* The problem
Extract, from the records beneath this instruction, each line that contains the word "true".
[Begin Input for this task]
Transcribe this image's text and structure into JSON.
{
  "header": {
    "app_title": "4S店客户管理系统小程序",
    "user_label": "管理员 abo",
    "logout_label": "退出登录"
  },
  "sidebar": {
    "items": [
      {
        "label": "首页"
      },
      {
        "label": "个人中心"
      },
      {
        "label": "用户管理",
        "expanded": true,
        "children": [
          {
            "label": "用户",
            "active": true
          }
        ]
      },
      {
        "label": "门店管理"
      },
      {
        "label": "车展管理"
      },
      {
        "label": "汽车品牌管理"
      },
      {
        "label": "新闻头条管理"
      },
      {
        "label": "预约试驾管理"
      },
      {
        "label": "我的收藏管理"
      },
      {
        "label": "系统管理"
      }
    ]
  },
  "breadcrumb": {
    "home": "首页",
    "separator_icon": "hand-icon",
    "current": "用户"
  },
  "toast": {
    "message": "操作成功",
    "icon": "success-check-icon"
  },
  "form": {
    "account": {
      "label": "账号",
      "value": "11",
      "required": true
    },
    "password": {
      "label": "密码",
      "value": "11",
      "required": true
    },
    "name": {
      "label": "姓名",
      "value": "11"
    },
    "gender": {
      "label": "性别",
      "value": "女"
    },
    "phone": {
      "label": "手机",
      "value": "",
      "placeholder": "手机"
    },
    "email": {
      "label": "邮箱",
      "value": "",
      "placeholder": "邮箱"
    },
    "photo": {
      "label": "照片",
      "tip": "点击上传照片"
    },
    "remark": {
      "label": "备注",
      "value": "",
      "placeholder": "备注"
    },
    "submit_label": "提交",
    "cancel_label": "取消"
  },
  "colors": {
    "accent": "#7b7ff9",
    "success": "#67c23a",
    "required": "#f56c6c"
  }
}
[End Input for this task]
* Output
        "expanded": true,
            "active": true
      "required": true
      "required": true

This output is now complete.